* Dataset excerpts:
══════

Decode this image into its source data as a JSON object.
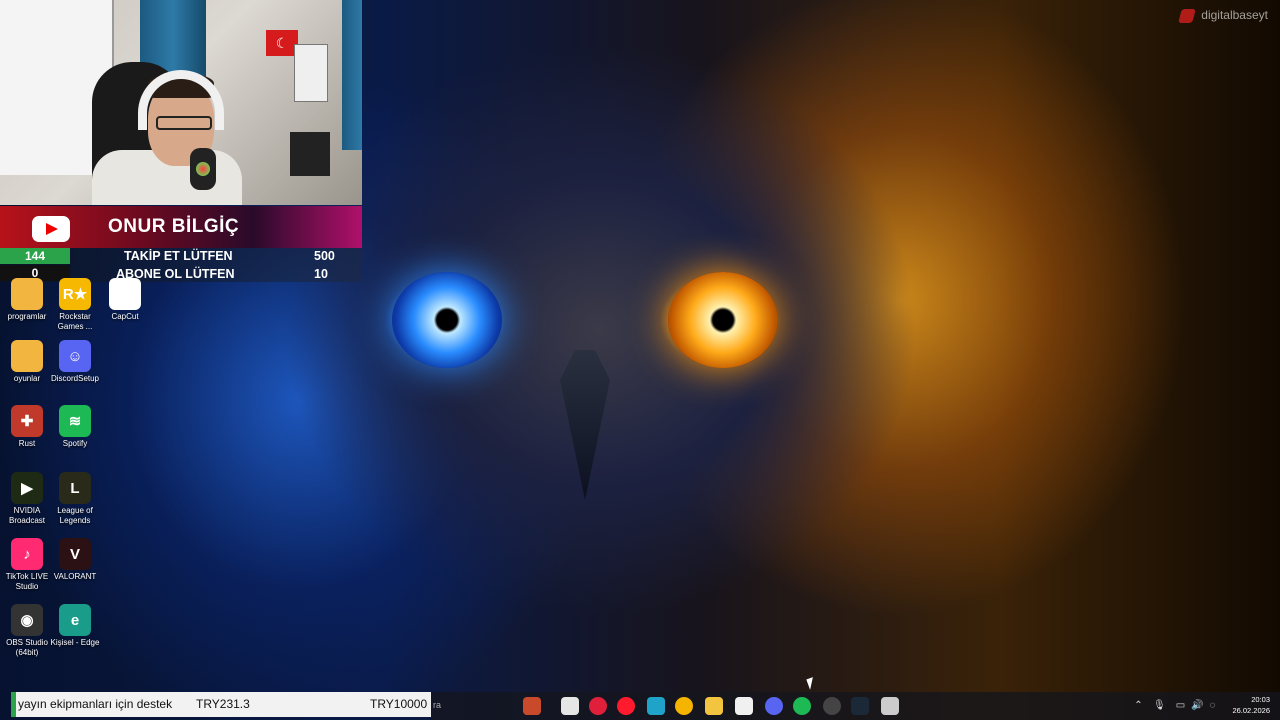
{
  "overlay": {
    "channel_name": "ONUR BİLGİÇ",
    "goals": [
      {
        "count": "144",
        "label": "TAKİP ET LÜTFEN",
        "target": "500"
      },
      {
        "count": "0",
        "label": "ABONE OL LÜTFEN",
        "target": "10"
      }
    ]
  },
  "desktop_icons": [
    {
      "label": "programlar",
      "icon": "folder-icon",
      "color": "#f2b640",
      "glyph": ""
    },
    {
      "label": "Rockstar Games ...",
      "icon": "rockstar-icon",
      "color": "#f6b800",
      "glyph": "R★"
    },
    {
      "label": "CapCut",
      "icon": "capcut-icon",
      "color": "#ffffff",
      "glyph": ""
    },
    {
      "label": "oyunlar",
      "icon": "folder-icon",
      "color": "#f2b640",
      "glyph": ""
    },
    {
      "label": "DiscordSetup",
      "icon": "discord-icon",
      "color": "#5865f2",
      "glyph": "☺"
    },
    {
      "label": "Rust",
      "icon": "rust-icon",
      "color": "#c0392b",
      "glyph": "✚"
    },
    {
      "label": "Spotify",
      "icon": "spotify-icon",
      "color": "#1db954",
      "glyph": "≋"
    },
    {
      "label": "NVIDIA Broadcast",
      "icon": "nvidia-icon",
      "color": "#1f2a14",
      "glyph": "▶"
    },
    {
      "label": "League of Legends",
      "icon": "league-icon",
      "color": "#2a2a1a",
      "glyph": "L"
    },
    {
      "label": "TikTok LIVE Studio",
      "icon": "tiktok-icon",
      "color": "#ff2a72",
      "glyph": "♪"
    },
    {
      "label": "VALORANT",
      "icon": "valorant-icon",
      "color": "#2b1014",
      "glyph": "V"
    },
    {
      "label": "OBS Studio (64bit)",
      "icon": "obs-icon",
      "color": "#333333",
      "glyph": "◉"
    },
    {
      "label": "Kişisel - Edge",
      "icon": "edge-icon",
      "color": "#1a9c8a",
      "glyph": "e"
    }
  ],
  "donation": {
    "message": "yayın ekipmanları için destek",
    "current": "TRY231.3",
    "goal": "TRY10000"
  },
  "taskbar": {
    "search_hint": "ra",
    "apps": [
      {
        "icon": "lightshot-icon",
        "color": "#c84a2a"
      },
      {
        "icon": "file-icon",
        "color": "#e6e6e6"
      },
      {
        "icon": "opera-gx-icon",
        "color": "#e0203a"
      },
      {
        "icon": "opera-icon",
        "color": "#ff1b2d"
      },
      {
        "icon": "edge-icon",
        "color": "#1fa3c8"
      },
      {
        "icon": "chrome-icon",
        "color": "#f4b400"
      },
      {
        "icon": "file-explorer-icon",
        "color": "#f2c440"
      },
      {
        "icon": "store-icon",
        "color": "#f0f0f0"
      },
      {
        "icon": "discord-icon",
        "color": "#5865f2"
      },
      {
        "icon": "spotify-icon",
        "color": "#1db954"
      },
      {
        "icon": "obs-icon",
        "color": "#444444"
      },
      {
        "icon": "steam-icon",
        "color": "#1b2838"
      },
      {
        "icon": "settings-icon",
        "color": "#cccccc"
      }
    ],
    "clock_time": "20:03",
    "clock_date": "26.02.2026"
  },
  "watermark": "digitalbaseyt"
}
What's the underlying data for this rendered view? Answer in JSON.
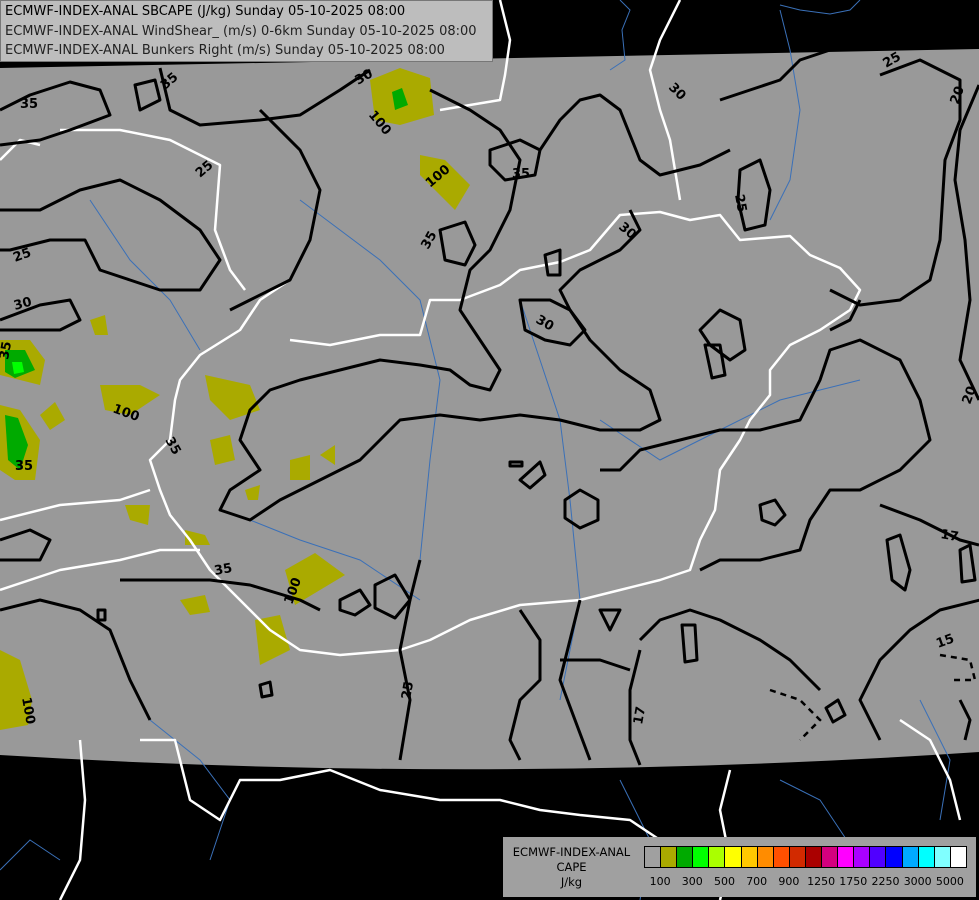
{
  "header": {
    "line1": "ECMWF-INDEX-ANAL SBCAPE (J/kg) Sunday 05-10-2025 08:00",
    "line2": "ECMWF-INDEX-ANAL WindShear_ (m/s) 0-6km Sunday 05-10-2025 08:00",
    "line3": "ECMWF-INDEX-ANAL Bunkers Right (m/s) Sunday 05-10-2025 08:00"
  },
  "legend": {
    "title_line1": "ECMWF-INDEX-ANAL",
    "title_line2": "CAPE",
    "title_line3": "J/kg",
    "colors": [
      "#a0a0a0",
      "#aaaa00",
      "#00aa00",
      "#00ff00",
      "#aaff00",
      "#ffff00",
      "#ffc800",
      "#ff8c00",
      "#ff5000",
      "#d22a00",
      "#aa0000",
      "#d4007f",
      "#ff00ff",
      "#aa00ff",
      "#5000ff",
      "#0000ff",
      "#00aaff",
      "#00ffff",
      "#80ffff",
      "#ffffff"
    ],
    "tick_labels": [
      "100",
      "300",
      "500",
      "700",
      "900",
      "1250",
      "1750",
      "2250",
      "3000",
      "5000"
    ]
  },
  "map": {
    "field_color": "#999999",
    "cape_color": "#aaaa00",
    "cape_high_color": "#00aa00",
    "contour_labels": [
      {
        "text": "35"
      },
      {
        "text": "35"
      },
      {
        "text": "25"
      },
      {
        "text": "30"
      },
      {
        "text": "100"
      },
      {
        "text": "100"
      },
      {
        "text": "35"
      },
      {
        "text": "30"
      },
      {
        "text": "25"
      },
      {
        "text": "20"
      },
      {
        "text": "25"
      },
      {
        "text": "30"
      },
      {
        "text": "30"
      },
      {
        "text": "35"
      },
      {
        "text": "25"
      },
      {
        "text": "30"
      },
      {
        "text": "35"
      },
      {
        "text": "35"
      },
      {
        "text": "100"
      },
      {
        "text": "35"
      },
      {
        "text": "100"
      },
      {
        "text": "100"
      },
      {
        "text": "25"
      },
      {
        "text": "17"
      },
      {
        "text": "17"
      },
      {
        "text": "15"
      },
      {
        "text": "20"
      },
      {
        "text": "35"
      }
    ]
  }
}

══════

* Exercise directions: Give back all entries exactly. No pictures belong in the copy.

* Complete response:
Decode this image into its source data as a JSON object.
{
  "overlay": {
    "channel_name": "ONUR BİLGİÇ",
    "goals": [
      {
        "count": "144",
        "label": "TAKİP ET LÜTFEN",
        "target": "500"
      },
      {
        "count": "0",
        "label": "ABONE OL LÜTFEN",
        "target": "10"
      }
    ]
  },
  "desktop_icons": [
    {
      "label": "programlar",
      "icon": "folder-icon",
      "color": "#f2b640",
      "glyph": ""
    },
    {
      "label": "Rockstar Games ...",
      "icon": "rockstar-icon",
      "color": "#f6b800",
      "glyph": "R★"
    },
    {
      "label": "CapCut",
      "icon": "capcut-icon",
      "color": "#ffffff",
      "glyph": ""
    },
    {
      "label": "oyunlar",
      "icon": "folder-icon",
      "color": "#f2b640",
      "glyph": ""
    },
    {
      "label": "DiscordSetup",
      "icon": "discord-icon",
      "color": "#5865f2",
      "glyph": "☺"
    },
    {
      "label": "Rust",
      "icon": "rust-icon",
      "color": "#c0392b",
      "glyph": "✚"
    },
    {
      "label": "Spotify",
      "icon": "spotify-icon",
      "color": "#1db954",
      "glyph": "≋"
    },
    {
      "label": "NVIDIA Broadcast",
      "icon": "nvidia-icon",
      "color": "#1f2a14",
      "glyph": "▶"
    },
    {
      "label": "League of Legends",
      "icon": "league-icon",
      "color": "#2a2a1a",
      "glyph": "L"
    },
    {
      "label": "TikTok LIVE Studio",
      "icon": "tiktok-icon",
      "color": "#ff2a72",
      "glyph": "♪"
    },
    {
      "label": "VALORANT",
      "icon": "valorant-icon",
      "color": "#2b1014",
      "glyph": "V"
    },
    {
      "label": "OBS Studio (64bit)",
      "icon": "obs-icon",
      "color": "#333333",
      "glyph": "◉"
    },
    {
      "label": "Kişisel - Edge",
      "icon": "edge-icon",
      "color": "#1a9c8a",
      "glyph": "e"
    }
  ],
  "donation": {
    "message": "yayın ekipmanları için destek",
    "current": "TRY231.3",
    "goal": "TRY10000"
  },
  "taskbar": {
    "search_hint": "ra",
    "apps": [
      {
        "icon": "lightshot-icon",
        "color": "#c84a2a"
      },
      {
        "icon": "file-icon",
        "color": "#e6e6e6"
      },
      {
        "icon": "opera-gx-icon",
        "color": "#e0203a"
      },
      {
        "icon": "opera-icon",
        "color": "#ff1b2d"
      },
      {
        "icon": "edge-icon",
        "color": "#1fa3c8"
      },
      {
        "icon": "chrome-icon",
        "color": "#f4b400"
      },
      {
        "icon": "file-explorer-icon",
        "color": "#f2c440"
      },
      {
        "icon": "store-icon",
        "color": "#f0f0f0"
      },
      {
        "icon": "discord-icon",
        "color": "#5865f2"
      },
      {
        "icon": "spotify-icon",
        "color": "#1db954"
      },
      {
        "icon": "obs-icon",
        "color": "#444444"
      },
      {
        "icon": "steam-icon",
        "color": "#1b2838"
      },
      {
        "icon": "settings-icon",
        "color": "#cccccc"
      }
    ],
    "clock_time": "20:03",
    "clock_date": "26.02.2026"
  },
  "watermark": "digitalbaseyt"
}
What's the underlying data for this rendered view? Answer in JSON.
{
  "header": {
    "line1": "ECMWF-INDEX-ANAL SBCAPE (J/kg) Sunday 05-10-2025 08:00",
    "line2": "ECMWF-INDEX-ANAL WindShear_ (m/s) 0-6km Sunday 05-10-2025 08:00",
    "line3": "ECMWF-INDEX-ANAL Bunkers Right (m/s) Sunday 05-10-2025 08:00"
  },
  "legend": {
    "title_line1": "ECMWF-INDEX-ANAL",
    "title_line2": "CAPE",
    "title_line3": "J/kg",
    "colors": [
      "#a0a0a0",
      "#aaaa00",
      "#00aa00",
      "#00ff00",
      "#aaff00",
      "#ffff00",
      "#ffc800",
      "#ff8c00",
      "#ff5000",
      "#d22a00",
      "#aa0000",
      "#d4007f",
      "#ff00ff",
      "#aa00ff",
      "#5000ff",
      "#0000ff",
      "#00aaff",
      "#00ffff",
      "#80ffff",
      "#ffffff"
    ],
    "tick_labels": [
      "100",
      "300",
      "500",
      "700",
      "900",
      "1250",
      "1750",
      "2250",
      "3000",
      "5000"
    ]
  },
  "map": {
    "field_color": "#999999",
    "cape_color": "#aaaa00",
    "cape_high_color": "#00aa00",
    "contour_labels": [
      {
        "text": "35"
      },
      {
        "text": "35"
      },
      {
        "text": "25"
      },
      {
        "text": "30"
      },
      {
        "text": "100"
      },
      {
        "text": "100"
      },
      {
        "text": "35"
      },
      {
        "text": "30"
      },
      {
        "text": "25"
      },
      {
        "text": "20"
      },
      {
        "text": "25"
      },
      {
        "text": "30"
      },
      {
        "text": "30"
      },
      {
        "text": "35"
      },
      {
        "text": "25"
      },
      {
        "text": "30"
      },
      {
        "text": "35"
      },
      {
        "text": "35"
      },
      {
        "text": "100"
      },
      {
        "text": "35"
      },
      {
        "text": "100"
      },
      {
        "text": "100"
      },
      {
        "text": "25"
      },
      {
        "text": "17"
      },
      {
        "text": "17"
      },
      {
        "text": "15"
      },
      {
        "text": "20"
      },
      {
        "text": "35"
      }
    ]
  }
}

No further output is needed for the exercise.